#### WHAT IS BEING ASKED
Your task is to reproduce the material exactly.

#### RECORDS SHOWN
──────────────────────────────
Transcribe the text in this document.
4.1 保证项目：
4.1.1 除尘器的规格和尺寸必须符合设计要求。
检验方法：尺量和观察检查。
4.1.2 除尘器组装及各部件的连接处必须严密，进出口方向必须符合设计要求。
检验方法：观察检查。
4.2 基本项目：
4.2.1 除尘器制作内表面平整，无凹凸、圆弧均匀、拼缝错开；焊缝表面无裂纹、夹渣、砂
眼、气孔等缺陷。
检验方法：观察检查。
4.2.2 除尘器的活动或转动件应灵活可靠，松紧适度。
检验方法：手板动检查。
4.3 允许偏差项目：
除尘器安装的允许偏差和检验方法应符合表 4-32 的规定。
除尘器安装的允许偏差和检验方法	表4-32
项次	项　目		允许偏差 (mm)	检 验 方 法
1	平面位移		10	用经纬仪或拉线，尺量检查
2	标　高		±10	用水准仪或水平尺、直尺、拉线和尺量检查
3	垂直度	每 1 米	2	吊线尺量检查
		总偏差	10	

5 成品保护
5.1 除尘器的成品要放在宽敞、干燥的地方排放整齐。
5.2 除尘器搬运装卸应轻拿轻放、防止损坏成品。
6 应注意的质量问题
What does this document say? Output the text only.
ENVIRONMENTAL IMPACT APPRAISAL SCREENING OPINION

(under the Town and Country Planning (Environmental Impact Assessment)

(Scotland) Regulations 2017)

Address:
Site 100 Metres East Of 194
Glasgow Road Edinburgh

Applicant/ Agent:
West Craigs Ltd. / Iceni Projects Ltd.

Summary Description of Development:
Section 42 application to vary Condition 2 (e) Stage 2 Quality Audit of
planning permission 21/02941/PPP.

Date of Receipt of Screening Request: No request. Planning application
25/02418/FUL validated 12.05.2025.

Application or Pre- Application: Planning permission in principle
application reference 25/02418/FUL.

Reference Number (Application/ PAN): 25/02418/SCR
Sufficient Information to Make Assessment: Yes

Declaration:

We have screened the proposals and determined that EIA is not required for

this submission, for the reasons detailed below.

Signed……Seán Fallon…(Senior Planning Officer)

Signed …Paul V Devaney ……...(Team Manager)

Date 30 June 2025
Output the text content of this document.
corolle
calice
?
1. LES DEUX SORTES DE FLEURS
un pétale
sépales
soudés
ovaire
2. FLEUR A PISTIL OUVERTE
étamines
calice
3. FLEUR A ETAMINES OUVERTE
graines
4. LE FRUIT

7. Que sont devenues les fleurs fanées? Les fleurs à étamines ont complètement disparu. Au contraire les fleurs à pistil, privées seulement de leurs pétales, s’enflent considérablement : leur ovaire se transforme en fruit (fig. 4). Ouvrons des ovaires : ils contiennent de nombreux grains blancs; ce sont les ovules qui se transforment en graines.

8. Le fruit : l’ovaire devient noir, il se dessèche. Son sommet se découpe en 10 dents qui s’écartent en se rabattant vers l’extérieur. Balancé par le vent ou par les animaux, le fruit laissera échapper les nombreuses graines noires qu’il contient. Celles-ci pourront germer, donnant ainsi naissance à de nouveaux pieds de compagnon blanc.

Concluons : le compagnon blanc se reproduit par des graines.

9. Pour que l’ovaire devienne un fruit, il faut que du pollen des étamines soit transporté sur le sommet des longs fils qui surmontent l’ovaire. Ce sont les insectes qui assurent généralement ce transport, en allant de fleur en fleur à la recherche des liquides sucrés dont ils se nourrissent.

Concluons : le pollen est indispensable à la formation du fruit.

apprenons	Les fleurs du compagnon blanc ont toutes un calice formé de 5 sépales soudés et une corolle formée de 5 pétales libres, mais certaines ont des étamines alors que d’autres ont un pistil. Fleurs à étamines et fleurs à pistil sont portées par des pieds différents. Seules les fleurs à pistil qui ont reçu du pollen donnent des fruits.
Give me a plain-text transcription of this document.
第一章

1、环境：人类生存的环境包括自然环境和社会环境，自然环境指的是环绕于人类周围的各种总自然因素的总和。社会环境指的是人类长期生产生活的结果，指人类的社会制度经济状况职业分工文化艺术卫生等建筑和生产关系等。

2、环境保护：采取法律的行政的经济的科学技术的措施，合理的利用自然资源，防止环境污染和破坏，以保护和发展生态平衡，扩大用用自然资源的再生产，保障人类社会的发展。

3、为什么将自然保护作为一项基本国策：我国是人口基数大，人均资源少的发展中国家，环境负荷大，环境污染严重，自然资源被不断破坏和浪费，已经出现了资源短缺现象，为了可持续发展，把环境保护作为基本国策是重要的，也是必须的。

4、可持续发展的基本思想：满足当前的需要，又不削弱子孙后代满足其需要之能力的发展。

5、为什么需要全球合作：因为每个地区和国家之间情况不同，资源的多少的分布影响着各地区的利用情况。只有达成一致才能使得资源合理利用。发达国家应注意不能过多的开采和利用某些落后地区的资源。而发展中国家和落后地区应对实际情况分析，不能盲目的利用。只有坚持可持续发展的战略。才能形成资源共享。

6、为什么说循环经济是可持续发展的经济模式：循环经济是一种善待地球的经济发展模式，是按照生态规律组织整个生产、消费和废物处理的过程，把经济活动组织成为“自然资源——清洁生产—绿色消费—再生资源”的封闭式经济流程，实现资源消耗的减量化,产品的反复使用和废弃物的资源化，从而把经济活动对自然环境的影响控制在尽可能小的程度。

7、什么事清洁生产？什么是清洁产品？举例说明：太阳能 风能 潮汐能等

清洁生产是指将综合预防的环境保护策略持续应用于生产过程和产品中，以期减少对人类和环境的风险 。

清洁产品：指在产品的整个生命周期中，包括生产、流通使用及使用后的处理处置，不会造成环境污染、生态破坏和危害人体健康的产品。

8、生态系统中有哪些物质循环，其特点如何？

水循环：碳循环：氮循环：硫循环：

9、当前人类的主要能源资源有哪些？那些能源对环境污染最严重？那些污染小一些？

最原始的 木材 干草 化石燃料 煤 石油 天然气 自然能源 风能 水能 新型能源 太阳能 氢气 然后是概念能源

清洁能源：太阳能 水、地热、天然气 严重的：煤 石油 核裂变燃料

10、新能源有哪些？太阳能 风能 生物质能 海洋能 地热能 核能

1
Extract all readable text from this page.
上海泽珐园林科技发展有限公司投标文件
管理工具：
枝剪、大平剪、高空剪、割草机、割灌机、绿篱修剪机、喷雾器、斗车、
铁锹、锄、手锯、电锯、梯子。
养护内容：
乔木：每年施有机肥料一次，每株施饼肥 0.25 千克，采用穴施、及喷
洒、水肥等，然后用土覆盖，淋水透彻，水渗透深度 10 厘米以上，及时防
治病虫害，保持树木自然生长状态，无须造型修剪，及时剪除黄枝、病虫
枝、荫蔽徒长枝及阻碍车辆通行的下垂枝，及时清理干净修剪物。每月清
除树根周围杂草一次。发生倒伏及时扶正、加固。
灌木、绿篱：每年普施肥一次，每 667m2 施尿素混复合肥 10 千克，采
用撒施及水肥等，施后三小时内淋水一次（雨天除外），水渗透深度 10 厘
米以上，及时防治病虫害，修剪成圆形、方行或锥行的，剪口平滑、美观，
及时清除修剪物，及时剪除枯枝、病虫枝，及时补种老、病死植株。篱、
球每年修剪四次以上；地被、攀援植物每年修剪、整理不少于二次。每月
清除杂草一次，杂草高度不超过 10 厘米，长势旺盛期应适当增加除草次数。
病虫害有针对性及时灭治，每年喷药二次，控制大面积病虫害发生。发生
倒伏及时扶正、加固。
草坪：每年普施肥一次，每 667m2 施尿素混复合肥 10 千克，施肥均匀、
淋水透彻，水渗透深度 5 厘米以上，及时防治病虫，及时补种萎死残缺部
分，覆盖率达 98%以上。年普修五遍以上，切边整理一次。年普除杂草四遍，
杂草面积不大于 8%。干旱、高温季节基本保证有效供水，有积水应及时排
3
──────────────────────────────
#### FINISHED ANSWER
Transcribe the text in this document.
4.1 保证项目：
4.1.1 除尘器的规格和尺寸必须符合设计要求。
检验方法：尺量和观察检查。
4.1.2 除尘器组装及各部件的连接处必须严密，进出口方向必须符合设计要求。
检验方法：观察检查。
4.2 基本项目：
4.2.1 除尘器制作内表面平整，无凹凸、圆弧均匀、拼缝错开；焊缝表面无裂纹、夹渣、砂
眼、气孔等缺陷。
检验方法：观察检查。
4.2.2 除尘器的活动或转动件应灵活可靠，松紧适度。
检验方法：手板动检查。
4.3 允许偏差项目：
除尘器安装的允许偏差和检验方法应符合表 4-32 的规定。
除尘器安装的允许偏差和检验方法	表4-32
项次	项　目		允许偏差 (mm)	检 验 方 法
1	平面位移		10	用经纬仪或拉线，尺量检查
2	标　高		±10	用水准仪或水平尺、直尺、拉线和尺量检查
3	垂直度	每 1 米	2	吊线尺量检查
		总偏差	10	

5 成品保护
5.1 除尘器的成品要放在宽敞、干燥的地方排放整齐。
5.2 除尘器搬运装卸应轻拿轻放、防止损坏成品。
6 应注意的质量问题
What does this document say? Output the text only.
ENVIRONMENTAL IMPACT APPRAISAL SCREENING OPINION

(under the Town and Country Planning (Environmental Impact Assessment)

(Scotland) Regulations 2017)

Address:
Site 100 Metres East Of 194
Glasgow Road Edinburgh

Applicant/ Agent:
West Craigs Ltd. / Iceni Projects Ltd.

Summary Description of Development:
Section 42 application to vary Condition 2 (e) Stage 2 Quality Audit of
planning permission 21/02941/PPP.

Date of Receipt of Screening Request: No request. Planning application
25/02418/FUL validated 12.05.2025.

Application or Pre- Application: Planning permission in principle
application reference 25/02418/FUL.

Reference Number (Application/ PAN): 25/02418/SCR
Sufficient Information to Make Assessment: Yes

Declaration:

We have screened the proposals and determined that EIA is not required for

this submission, for the reasons detailed below.

Signed……Seán Fallon…(Senior Planning Officer)

Signed …Paul V Devaney ……...(Team Manager)

Date 30 June 2025
Output the text content of this document.
corolle
calice
?
1. LES DEUX SORTES DE FLEURS
un pétale
sépales
soudés
ovaire
2. FLEUR A PISTIL OUVERTE
étamines
calice
3. FLEUR A ETAMINES OUVERTE
graines
4. LE FRUIT

7. Que sont devenues les fleurs fanées? Les fleurs à étamines ont complètement disparu. Au contraire les fleurs à pistil, privées seulement de leurs pétales, s’enflent considérablement : leur ovaire se transforme en fruit (fig. 4). Ouvrons des ovaires : ils contiennent de nombreux grains blancs; ce sont les ovules qui se transforment en graines.

8. Le fruit : l’ovaire devient noir, il se dessèche. Son sommet se découpe en 10 dents qui s’écartent en se rabattant vers l’extérieur. Balancé par le vent ou par les animaux, le fruit laissera échapper les nombreuses graines noires qu’il contient. Celles-ci pourront germer, donnant ainsi naissance à de nouveaux pieds de compagnon blanc.

Concluons : le compagnon blanc se reproduit par des graines.

9. Pour que l’ovaire devienne un fruit, il faut que du pollen des étamines soit transporté sur le sommet des longs fils qui surmontent l’ovaire. Ce sont les insectes qui assurent généralement ce transport, en allant de fleur en fleur à la recherche des liquides sucrés dont ils se nourrissent.

Concluons : le pollen est indispensable à la formation du fruit.

apprenons	Les fleurs du compagnon blanc ont toutes un calice formé de 5 sépales soudés et une corolle formée de 5 pétales libres, mais certaines ont des étamines alors que d’autres ont un pistil. Fleurs à étamines et fleurs à pistil sont portées par des pieds différents. Seules les fleurs à pistil qui ont reçu du pollen donnent des fruits.
Give me a plain-text transcription of this document.
第一章

1、环境：人类生存的环境包括自然环境和社会环境，自然环境指的是环绕于人类周围的各种总自然因素的总和。社会环境指的是人类长期生产生活的结果，指人类的社会制度经济状况职业分工文化艺术卫生等建筑和生产关系等。

2、环境保护：采取法律的行政的经济的科学技术的措施，合理的利用自然资源，防止环境污染和破坏，以保护和发展生态平衡，扩大用用自然资源的再生产，保障人类社会的发展。

3、为什么将自然保护作为一项基本国策：我国是人口基数大，人均资源少的发展中国家，环境负荷大，环境污染严重，自然资源被不断破坏和浪费，已经出现了资源短缺现象，为了可持续发展，把环境保护作为基本国策是重要的，也是必须的。

4、可持续发展的基本思想：满足当前的需要，又不削弱子孙后代满足其需要之能力的发展。

5、为什么需要全球合作：因为每个地区和国家之间情况不同，资源的多少的分布影响着各地区的利用情况。只有达成一致才能使得资源合理利用。发达国家应注意不能过多的开采和利用某些落后地区的资源。而发展中国家和落后地区应对实际情况分析，不能盲目的利用。只有坚持可持续发展的战略。才能形成资源共享。

6、为什么说循环经济是可持续发展的经济模式：循环经济是一种善待地球的经济发展模式，是按照生态规律组织整个生产、消费和废物处理的过程，把经济活动组织成为“自然资源——清洁生产—绿色消费—再生资源”的封闭式经济流程，实现资源消耗的减量化,产品的反复使用和废弃物的资源化，从而把经济活动对自然环境的影响控制在尽可能小的程度。

7、什么事清洁生产？什么是清洁产品？举例说明：太阳能 风能 潮汐能等

清洁生产是指将综合预防的环境保护策略持续应用于生产过程和产品中，以期减少对人类和环境的风险 。

清洁产品：指在产品的整个生命周期中，包括生产、流通使用及使用后的处理处置，不会造成环境污染、生态破坏和危害人体健康的产品。

8、生态系统中有哪些物质循环，其特点如何？

水循环：碳循环：氮循环：硫循环：

9、当前人类的主要能源资源有哪些？那些能源对环境污染最严重？那些污染小一些？

最原始的 木材 干草 化石燃料 煤 石油 天然气 自然能源 风能 水能 新型能源 太阳能 氢气 然后是概念能源

清洁能源：太阳能 水、地热、天然气 严重的：煤 石油 核裂变燃料

10、新能源有哪些？太阳能 风能 生物质能 海洋能 地热能 核能

1
Extract all readable text from this page.
上海泽珐园林科技发展有限公司投标文件
管理工具：
枝剪、大平剪、高空剪、割草机、割灌机、绿篱修剪机、喷雾器、斗车、
铁锹、锄、手锯、电锯、梯子。
养护内容：
乔木：每年施有机肥料一次，每株施饼肥 0.25 千克，采用穴施、及喷
洒、水肥等，然后用土覆盖，淋水透彻，水渗透深度 10 厘米以上，及时防
治病虫害，保持树木自然生长状态，无须造型修剪，及时剪除黄枝、病虫
枝、荫蔽徒长枝及阻碍车辆通行的下垂枝，及时清理干净修剪物。每月清
除树根周围杂草一次。发生倒伏及时扶正、加固。
灌木、绿篱：每年普施肥一次，每 667m2 施尿素混复合肥 10 千克，采
用撒施及水肥等，施后三小时内淋水一次（雨天除外），水渗透深度 10 厘
米以上，及时防治病虫害，修剪成圆形、方行或锥行的，剪口平滑、美观，
及时清除修剪物，及时剪除枯枝、病虫枝，及时补种老、病死植株。篱、
球每年修剪四次以上；地被、攀援植物每年修剪、整理不少于二次。每月
清除杂草一次，杂草高度不超过 10 厘米，长势旺盛期应适当增加除草次数。
病虫害有针对性及时灭治，每年喷药二次，控制大面积病虫害发生。发生
倒伏及时扶正、加固。
草坪：每年普施肥一次，每 667m2 施尿素混复合肥 10 千克，施肥均匀、
淋水透彻，水渗透深度 5 厘米以上，及时防治病虫，及时补种萎死残缺部
分，覆盖率达 98%以上。年普修五遍以上，切边整理一次。年普除杂草四遍，
杂草面积不大于 8%。干旱、高温季节基本保证有效供水，有积水应及时排
3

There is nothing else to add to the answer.